--- START Excerpted records ---

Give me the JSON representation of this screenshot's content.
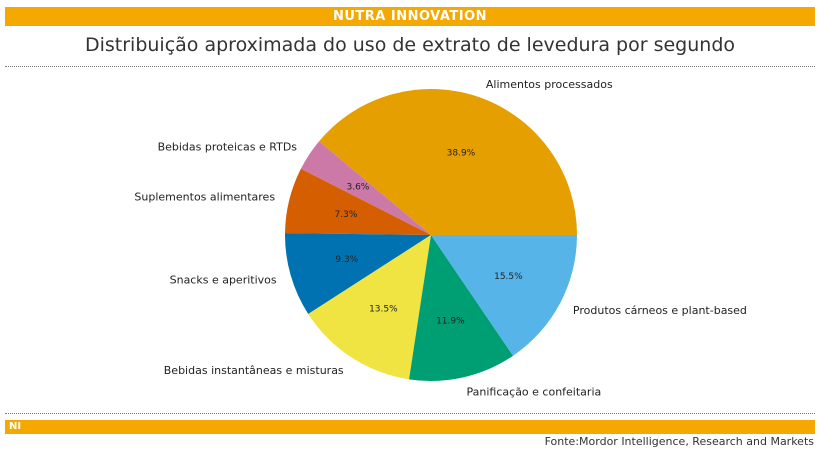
{
  "header": {
    "brand": "NUTRA INNOVATION"
  },
  "title": "Distribuição aproximada do uso de extrato de levedura por segundo",
  "footer": {
    "logo": "NI",
    "source": "Fonte:Mordor Intelligence, Research and Markets"
  },
  "chart_data": {
    "type": "pie",
    "title": "Distribuição aproximada do uso de extrato de levedura por segundo",
    "labels": [
      "Alimentos processados",
      "Bebidas proteicas e RTDs",
      "Suplementos alimentares",
      "Snacks e aperitivos",
      "Bebidas instantâneas e misturas",
      "Panificação e confeitaria",
      "Produtos cárneos e plant-based"
    ],
    "values": [
      38.9,
      3.6,
      7.3,
      9.3,
      13.5,
      11.9,
      15.5
    ],
    "value_labels": [
      "38.9%",
      "3.6%",
      "7.3%",
      "9.3%",
      "13.5%",
      "11.9%",
      "15.5%"
    ],
    "colors": [
      "#e69f00",
      "#cc79a7",
      "#d55e00",
      "#0072b2",
      "#f0e442",
      "#009e73",
      "#56b4e9"
    ]
  }
}
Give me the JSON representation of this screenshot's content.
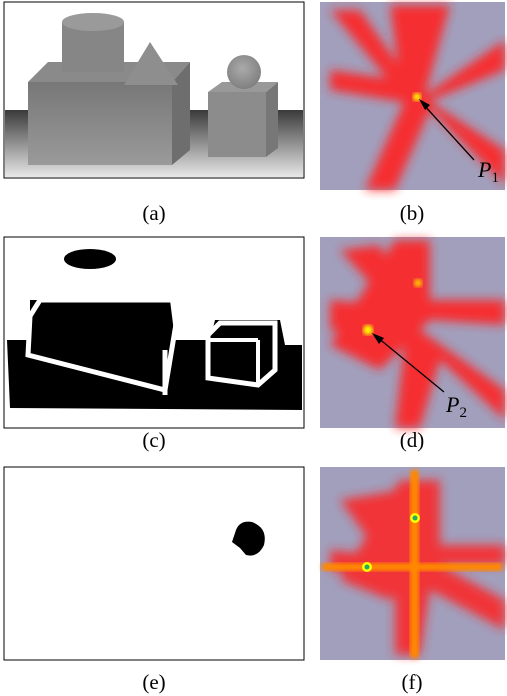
{
  "panels": [
    {
      "caption": "(a)"
    },
    {
      "caption": "(b)"
    },
    {
      "caption": "(c)"
    },
    {
      "caption": "(d)"
    },
    {
      "caption": "(e)"
    },
    {
      "caption": "(f)"
    }
  ],
  "annotations": [
    {
      "label": "P",
      "subscript": "1"
    },
    {
      "label": "P",
      "subscript": "2"
    }
  ]
}
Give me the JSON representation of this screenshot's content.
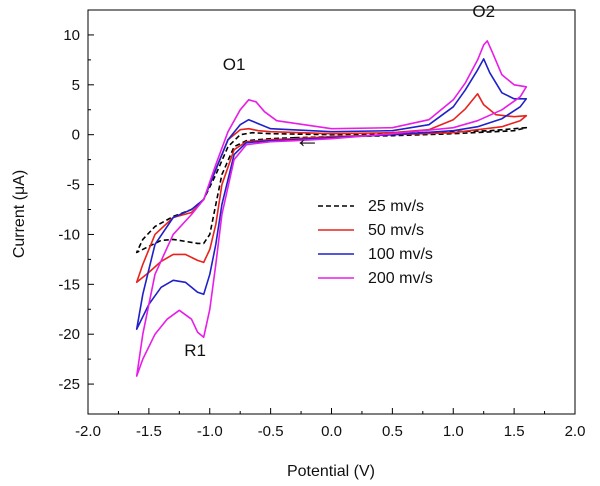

--- END Excerpted records ---

Do not include the images; transcribe the rest of the listing exactly.

**The solution**.
Give me the JSON representation of this screenshot's content.
{
  "header": {
    "brand": "NUTRA INNOVATION"
  },
  "title": "Distribuição aproximada do uso de extrato de levedura por segundo",
  "footer": {
    "logo": "NI",
    "source": "Fonte:Mordor Intelligence, Research and Markets"
  },
  "chart_data": {
    "type": "pie",
    "title": "Distribuição aproximada do uso de extrato de levedura por segundo",
    "labels": [
      "Alimentos processados",
      "Bebidas proteicas e RTDs",
      "Suplementos alimentares",
      "Snacks e aperitivos",
      "Bebidas instantâneas e misturas",
      "Panificação e confeitaria",
      "Produtos cárneos e plant-based"
    ],
    "values": [
      38.9,
      3.6,
      7.3,
      9.3,
      13.5,
      11.9,
      15.5
    ],
    "value_labels": [
      "38.9%",
      "3.6%",
      "7.3%",
      "9.3%",
      "13.5%",
      "11.9%",
      "15.5%"
    ],
    "colors": [
      "#e69f00",
      "#cc79a7",
      "#d55e00",
      "#0072b2",
      "#f0e442",
      "#009e73",
      "#56b4e9"
    ]
  }
}
Give me the JSON representation of this screenshot's content.
{
  "panels": [
    {
      "caption": "(a)"
    },
    {
      "caption": "(b)"
    },
    {
      "caption": "(c)"
    },
    {
      "caption": "(d)"
    },
    {
      "caption": "(e)"
    },
    {
      "caption": "(f)"
    }
  ],
  "annotations": [
    {
      "label": "P",
      "subscript": "1"
    },
    {
      "label": "P",
      "subscript": "2"
    }
  ]
}
Give me the JSON representation of this screenshot's content.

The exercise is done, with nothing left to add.